Dataset content:
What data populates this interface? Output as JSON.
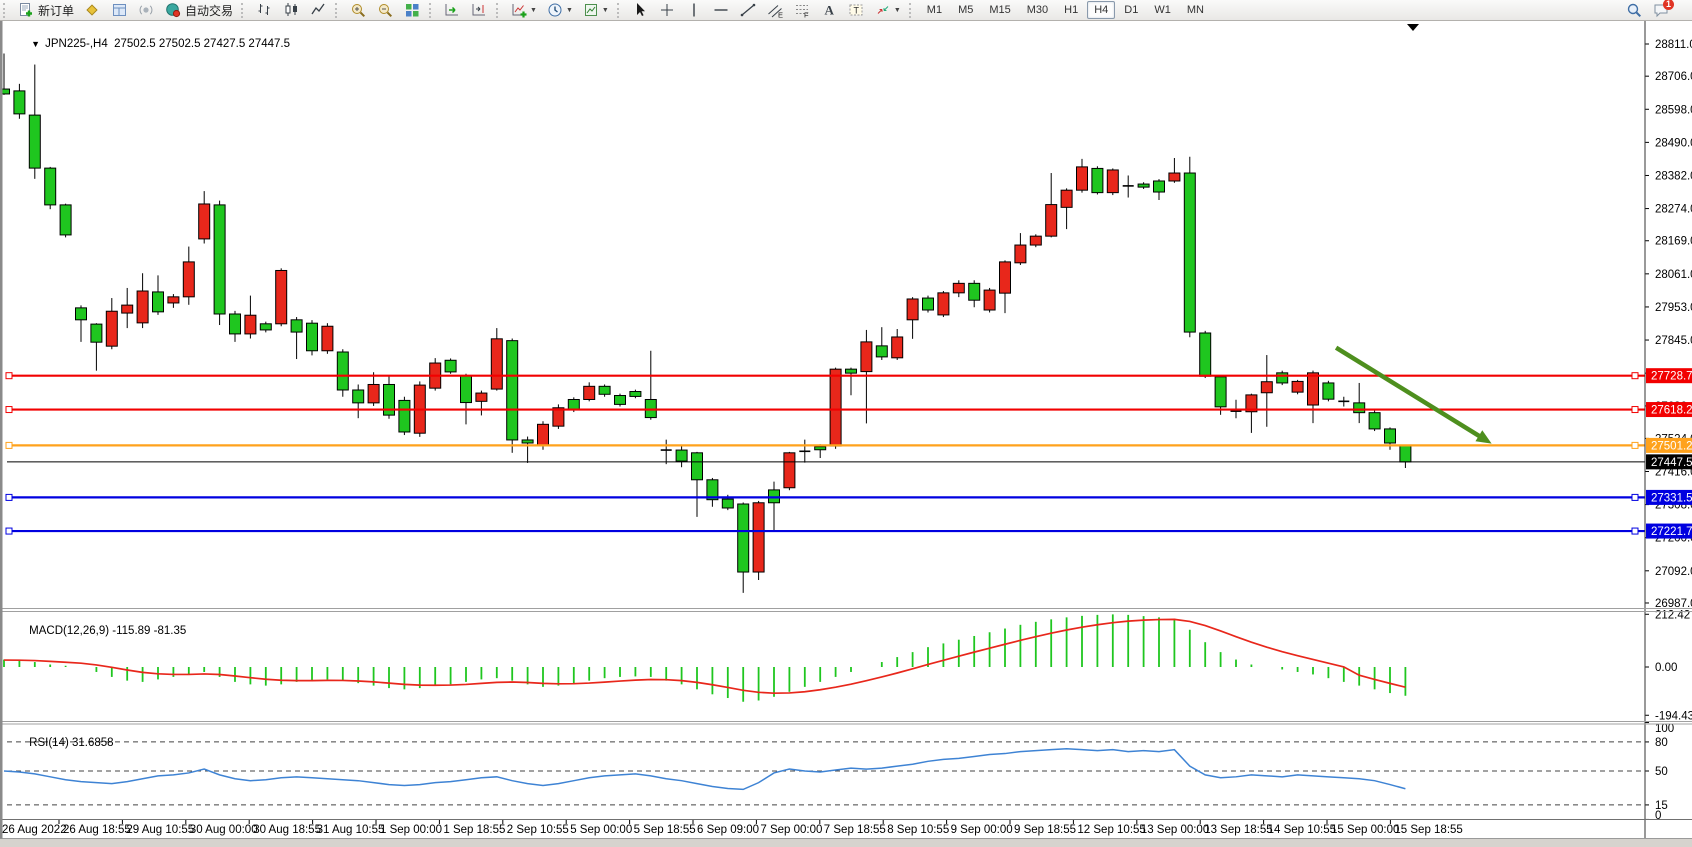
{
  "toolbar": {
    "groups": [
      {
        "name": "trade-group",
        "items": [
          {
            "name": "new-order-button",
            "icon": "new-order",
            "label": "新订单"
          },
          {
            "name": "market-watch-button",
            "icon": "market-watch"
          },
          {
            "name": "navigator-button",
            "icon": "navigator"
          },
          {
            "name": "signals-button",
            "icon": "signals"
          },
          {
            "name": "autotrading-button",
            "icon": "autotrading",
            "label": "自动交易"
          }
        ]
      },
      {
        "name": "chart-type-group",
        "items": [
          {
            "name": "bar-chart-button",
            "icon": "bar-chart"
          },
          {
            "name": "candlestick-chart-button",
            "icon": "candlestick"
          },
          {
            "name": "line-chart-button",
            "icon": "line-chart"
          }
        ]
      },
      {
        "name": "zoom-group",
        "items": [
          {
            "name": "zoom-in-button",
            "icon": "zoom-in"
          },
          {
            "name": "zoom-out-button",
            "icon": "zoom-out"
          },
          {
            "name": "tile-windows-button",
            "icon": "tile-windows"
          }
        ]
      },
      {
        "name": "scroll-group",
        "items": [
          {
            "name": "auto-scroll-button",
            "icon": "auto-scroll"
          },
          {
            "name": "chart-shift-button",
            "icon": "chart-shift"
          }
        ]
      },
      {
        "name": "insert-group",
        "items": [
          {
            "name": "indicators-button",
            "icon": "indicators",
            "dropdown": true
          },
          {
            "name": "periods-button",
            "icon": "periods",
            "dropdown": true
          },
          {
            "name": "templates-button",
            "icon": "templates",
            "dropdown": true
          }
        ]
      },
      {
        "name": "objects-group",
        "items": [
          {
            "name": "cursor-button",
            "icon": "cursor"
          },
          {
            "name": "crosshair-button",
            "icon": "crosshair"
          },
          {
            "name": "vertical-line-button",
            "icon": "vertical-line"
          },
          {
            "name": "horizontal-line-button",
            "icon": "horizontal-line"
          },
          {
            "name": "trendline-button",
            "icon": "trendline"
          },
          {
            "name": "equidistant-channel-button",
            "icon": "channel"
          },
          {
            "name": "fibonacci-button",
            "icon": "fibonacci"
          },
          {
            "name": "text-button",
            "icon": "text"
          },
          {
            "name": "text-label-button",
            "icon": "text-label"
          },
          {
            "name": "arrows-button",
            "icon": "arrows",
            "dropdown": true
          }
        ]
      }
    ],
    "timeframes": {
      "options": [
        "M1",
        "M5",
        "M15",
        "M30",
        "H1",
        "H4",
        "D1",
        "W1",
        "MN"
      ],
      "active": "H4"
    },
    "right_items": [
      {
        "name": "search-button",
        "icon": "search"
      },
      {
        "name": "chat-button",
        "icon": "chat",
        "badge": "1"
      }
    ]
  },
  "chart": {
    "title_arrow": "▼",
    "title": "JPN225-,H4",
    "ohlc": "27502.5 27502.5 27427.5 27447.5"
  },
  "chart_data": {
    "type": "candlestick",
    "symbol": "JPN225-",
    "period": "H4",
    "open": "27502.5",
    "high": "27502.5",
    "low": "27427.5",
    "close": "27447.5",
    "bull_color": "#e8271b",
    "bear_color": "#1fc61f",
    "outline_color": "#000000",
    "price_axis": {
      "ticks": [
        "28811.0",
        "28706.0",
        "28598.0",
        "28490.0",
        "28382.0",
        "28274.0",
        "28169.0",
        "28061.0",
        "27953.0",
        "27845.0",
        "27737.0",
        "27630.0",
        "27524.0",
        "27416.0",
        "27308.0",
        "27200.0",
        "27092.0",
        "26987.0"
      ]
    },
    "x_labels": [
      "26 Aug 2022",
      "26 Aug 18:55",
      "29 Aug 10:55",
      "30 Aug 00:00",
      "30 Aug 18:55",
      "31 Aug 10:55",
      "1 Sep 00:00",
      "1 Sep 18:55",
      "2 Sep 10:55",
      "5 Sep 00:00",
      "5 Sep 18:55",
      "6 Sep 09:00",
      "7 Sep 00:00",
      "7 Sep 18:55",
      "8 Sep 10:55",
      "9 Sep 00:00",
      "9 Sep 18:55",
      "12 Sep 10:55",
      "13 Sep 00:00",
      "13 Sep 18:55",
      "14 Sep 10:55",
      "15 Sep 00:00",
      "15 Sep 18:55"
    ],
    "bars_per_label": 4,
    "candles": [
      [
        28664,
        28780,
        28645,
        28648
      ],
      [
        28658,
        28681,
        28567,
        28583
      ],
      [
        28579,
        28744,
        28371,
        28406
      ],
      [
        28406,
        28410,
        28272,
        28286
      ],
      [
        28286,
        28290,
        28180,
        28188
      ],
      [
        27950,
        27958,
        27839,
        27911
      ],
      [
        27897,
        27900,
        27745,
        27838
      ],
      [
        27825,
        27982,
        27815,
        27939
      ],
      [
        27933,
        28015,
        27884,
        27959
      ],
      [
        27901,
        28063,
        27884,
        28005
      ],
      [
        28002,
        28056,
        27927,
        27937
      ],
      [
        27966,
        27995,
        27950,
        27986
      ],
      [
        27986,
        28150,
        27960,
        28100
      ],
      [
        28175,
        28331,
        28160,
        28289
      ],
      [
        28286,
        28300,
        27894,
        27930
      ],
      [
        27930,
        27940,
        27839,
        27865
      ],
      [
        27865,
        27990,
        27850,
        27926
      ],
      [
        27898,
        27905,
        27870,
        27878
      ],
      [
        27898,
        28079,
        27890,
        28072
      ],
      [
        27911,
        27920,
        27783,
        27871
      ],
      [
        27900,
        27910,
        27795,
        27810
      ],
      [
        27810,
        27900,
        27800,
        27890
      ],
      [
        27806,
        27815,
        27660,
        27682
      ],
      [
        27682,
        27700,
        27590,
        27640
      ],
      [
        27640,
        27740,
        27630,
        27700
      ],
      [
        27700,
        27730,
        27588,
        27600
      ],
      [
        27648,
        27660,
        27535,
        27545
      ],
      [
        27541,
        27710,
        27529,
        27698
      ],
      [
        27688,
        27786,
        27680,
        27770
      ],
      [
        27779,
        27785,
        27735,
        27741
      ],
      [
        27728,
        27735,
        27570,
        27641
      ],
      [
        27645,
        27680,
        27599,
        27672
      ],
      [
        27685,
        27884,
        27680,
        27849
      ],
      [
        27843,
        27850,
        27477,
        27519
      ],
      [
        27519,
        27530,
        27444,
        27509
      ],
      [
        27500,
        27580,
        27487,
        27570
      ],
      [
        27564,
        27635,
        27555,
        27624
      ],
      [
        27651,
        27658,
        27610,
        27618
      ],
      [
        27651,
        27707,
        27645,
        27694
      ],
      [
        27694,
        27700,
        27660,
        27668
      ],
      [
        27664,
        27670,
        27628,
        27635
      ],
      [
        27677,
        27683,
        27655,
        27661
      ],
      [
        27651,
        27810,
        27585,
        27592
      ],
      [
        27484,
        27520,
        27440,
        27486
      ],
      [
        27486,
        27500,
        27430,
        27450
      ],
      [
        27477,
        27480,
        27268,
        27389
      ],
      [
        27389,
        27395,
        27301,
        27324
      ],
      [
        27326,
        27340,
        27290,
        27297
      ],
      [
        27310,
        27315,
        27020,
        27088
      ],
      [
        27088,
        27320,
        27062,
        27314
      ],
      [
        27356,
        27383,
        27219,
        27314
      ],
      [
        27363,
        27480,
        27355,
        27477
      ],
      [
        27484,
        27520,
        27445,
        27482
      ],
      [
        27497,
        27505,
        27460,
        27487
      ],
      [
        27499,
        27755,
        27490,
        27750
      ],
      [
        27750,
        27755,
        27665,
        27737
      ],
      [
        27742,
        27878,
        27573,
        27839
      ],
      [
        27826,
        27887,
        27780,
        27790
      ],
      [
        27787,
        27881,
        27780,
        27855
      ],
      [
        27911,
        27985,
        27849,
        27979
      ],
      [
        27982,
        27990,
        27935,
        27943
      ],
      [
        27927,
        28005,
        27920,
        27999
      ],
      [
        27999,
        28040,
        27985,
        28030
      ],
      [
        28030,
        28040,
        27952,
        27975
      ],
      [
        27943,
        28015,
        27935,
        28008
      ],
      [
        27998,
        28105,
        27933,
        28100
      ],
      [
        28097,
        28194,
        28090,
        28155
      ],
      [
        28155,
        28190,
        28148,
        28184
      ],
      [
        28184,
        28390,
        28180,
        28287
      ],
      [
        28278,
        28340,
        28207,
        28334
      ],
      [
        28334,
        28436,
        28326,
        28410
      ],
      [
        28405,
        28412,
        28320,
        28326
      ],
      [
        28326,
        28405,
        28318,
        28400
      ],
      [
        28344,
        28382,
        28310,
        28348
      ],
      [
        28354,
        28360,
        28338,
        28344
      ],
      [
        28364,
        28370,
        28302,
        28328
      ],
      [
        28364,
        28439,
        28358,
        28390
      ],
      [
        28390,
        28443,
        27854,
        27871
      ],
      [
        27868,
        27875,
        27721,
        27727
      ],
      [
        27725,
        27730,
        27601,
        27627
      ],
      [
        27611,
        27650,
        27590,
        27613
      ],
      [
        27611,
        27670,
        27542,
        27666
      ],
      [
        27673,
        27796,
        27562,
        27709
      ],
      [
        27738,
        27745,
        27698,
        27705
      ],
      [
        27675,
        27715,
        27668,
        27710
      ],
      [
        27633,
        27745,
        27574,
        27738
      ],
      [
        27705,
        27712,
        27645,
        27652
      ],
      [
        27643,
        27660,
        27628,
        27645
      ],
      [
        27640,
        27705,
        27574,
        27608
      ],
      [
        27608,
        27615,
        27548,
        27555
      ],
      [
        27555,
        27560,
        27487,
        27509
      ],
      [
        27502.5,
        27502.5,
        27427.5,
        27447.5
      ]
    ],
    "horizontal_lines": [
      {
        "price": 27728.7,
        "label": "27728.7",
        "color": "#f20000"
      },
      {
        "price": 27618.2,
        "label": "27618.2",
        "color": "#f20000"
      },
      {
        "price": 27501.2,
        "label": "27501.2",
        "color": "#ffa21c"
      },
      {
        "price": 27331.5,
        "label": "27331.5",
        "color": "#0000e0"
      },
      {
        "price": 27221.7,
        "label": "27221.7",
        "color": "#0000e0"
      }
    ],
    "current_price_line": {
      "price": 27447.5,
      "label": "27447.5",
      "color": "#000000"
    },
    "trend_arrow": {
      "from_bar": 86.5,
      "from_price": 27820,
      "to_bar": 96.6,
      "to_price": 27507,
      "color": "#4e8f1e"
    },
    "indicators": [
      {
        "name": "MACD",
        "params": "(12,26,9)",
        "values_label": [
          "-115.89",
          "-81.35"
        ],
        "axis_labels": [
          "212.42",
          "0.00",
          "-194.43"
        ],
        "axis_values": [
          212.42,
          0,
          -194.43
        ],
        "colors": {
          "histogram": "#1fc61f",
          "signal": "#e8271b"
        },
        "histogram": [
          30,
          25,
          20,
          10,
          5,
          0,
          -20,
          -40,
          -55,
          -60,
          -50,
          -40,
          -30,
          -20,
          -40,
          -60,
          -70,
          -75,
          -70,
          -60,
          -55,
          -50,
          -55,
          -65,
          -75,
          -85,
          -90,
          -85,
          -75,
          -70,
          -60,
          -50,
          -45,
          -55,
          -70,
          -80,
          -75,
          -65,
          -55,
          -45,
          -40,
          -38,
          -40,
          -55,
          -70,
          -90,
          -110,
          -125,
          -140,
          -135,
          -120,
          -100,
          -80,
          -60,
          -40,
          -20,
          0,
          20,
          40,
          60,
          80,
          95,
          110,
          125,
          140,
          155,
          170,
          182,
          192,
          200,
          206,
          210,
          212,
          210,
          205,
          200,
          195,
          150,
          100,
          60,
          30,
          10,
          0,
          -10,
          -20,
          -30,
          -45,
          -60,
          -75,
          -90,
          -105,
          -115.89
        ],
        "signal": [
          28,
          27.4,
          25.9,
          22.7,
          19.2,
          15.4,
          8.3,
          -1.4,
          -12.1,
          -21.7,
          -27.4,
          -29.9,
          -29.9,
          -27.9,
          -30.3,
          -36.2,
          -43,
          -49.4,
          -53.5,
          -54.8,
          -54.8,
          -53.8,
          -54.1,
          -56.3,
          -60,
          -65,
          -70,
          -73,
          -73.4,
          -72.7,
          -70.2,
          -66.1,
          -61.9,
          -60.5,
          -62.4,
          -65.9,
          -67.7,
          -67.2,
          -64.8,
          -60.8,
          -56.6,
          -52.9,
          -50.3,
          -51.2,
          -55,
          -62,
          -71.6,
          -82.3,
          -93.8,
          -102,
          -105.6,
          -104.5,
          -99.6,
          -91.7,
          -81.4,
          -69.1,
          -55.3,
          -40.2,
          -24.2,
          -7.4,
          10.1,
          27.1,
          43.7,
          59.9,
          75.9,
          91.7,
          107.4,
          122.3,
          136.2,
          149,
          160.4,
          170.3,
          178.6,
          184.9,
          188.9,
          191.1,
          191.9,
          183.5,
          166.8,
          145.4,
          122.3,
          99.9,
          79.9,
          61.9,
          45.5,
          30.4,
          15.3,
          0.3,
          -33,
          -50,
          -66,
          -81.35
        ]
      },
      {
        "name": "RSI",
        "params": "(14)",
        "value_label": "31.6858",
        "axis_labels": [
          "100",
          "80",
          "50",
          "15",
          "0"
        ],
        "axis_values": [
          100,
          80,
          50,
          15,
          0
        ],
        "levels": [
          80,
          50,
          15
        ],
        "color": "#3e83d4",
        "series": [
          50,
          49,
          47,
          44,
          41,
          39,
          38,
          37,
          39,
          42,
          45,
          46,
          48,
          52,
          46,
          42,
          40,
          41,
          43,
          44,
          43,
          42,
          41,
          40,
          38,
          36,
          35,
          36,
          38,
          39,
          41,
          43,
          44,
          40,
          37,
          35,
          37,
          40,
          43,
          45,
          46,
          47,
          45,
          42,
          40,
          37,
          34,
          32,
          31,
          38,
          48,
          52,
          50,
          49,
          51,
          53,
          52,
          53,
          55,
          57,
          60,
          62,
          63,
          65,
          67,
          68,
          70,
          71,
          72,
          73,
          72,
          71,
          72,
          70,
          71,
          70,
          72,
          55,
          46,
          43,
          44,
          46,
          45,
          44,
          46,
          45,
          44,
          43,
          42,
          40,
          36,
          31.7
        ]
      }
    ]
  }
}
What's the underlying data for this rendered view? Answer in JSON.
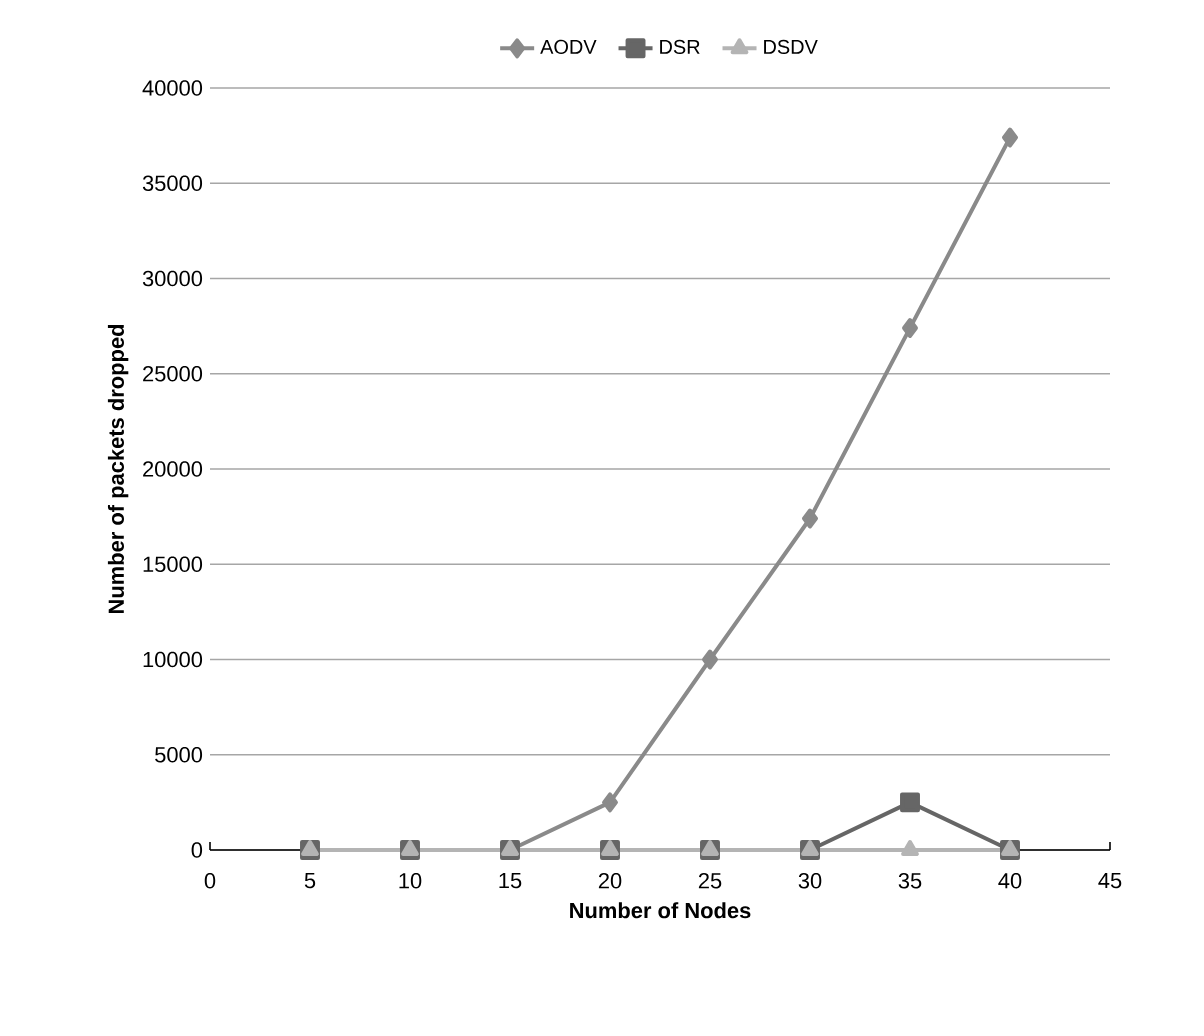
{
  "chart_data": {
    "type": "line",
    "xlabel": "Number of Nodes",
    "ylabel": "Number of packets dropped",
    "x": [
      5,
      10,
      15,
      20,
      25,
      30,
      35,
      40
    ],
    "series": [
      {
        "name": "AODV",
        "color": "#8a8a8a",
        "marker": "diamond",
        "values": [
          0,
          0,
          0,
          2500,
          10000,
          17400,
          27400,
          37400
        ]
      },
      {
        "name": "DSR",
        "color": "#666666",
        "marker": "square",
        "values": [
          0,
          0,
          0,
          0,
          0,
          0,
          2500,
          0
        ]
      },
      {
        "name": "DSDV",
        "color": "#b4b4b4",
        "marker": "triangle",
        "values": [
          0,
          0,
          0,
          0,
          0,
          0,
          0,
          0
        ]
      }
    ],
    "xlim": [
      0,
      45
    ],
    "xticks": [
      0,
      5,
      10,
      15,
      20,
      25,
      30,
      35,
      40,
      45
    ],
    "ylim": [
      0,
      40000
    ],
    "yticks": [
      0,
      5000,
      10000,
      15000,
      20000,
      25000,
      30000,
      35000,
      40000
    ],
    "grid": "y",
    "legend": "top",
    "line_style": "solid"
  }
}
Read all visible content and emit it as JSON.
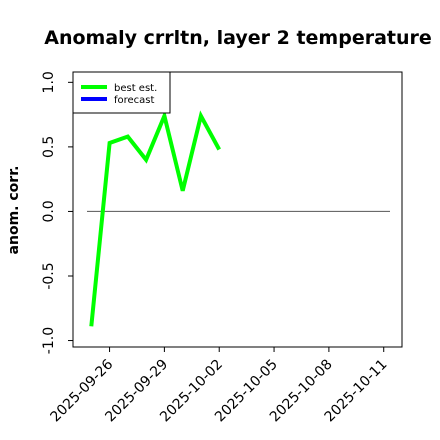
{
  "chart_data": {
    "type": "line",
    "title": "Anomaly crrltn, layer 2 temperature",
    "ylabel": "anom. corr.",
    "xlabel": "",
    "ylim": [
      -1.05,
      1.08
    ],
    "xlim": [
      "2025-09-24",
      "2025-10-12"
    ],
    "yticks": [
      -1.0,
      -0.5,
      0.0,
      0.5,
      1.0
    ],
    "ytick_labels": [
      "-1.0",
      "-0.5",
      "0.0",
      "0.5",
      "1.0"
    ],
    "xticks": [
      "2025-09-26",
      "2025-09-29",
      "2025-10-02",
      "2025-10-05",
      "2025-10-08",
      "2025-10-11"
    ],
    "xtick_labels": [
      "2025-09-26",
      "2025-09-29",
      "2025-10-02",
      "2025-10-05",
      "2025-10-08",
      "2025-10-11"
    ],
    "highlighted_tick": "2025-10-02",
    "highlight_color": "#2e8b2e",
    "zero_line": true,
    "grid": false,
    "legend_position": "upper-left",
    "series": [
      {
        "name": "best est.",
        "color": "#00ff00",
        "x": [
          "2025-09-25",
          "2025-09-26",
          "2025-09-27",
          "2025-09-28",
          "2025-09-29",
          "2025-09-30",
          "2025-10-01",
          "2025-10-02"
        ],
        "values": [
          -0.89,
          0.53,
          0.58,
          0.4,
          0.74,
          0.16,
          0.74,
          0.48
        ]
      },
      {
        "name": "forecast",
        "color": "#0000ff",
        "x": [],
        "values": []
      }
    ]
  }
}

Written instruction: Copy every line of the listing that includes the string "market".

Worked answer:
            "name": "market-watch-button",
            "icon": "market-watch"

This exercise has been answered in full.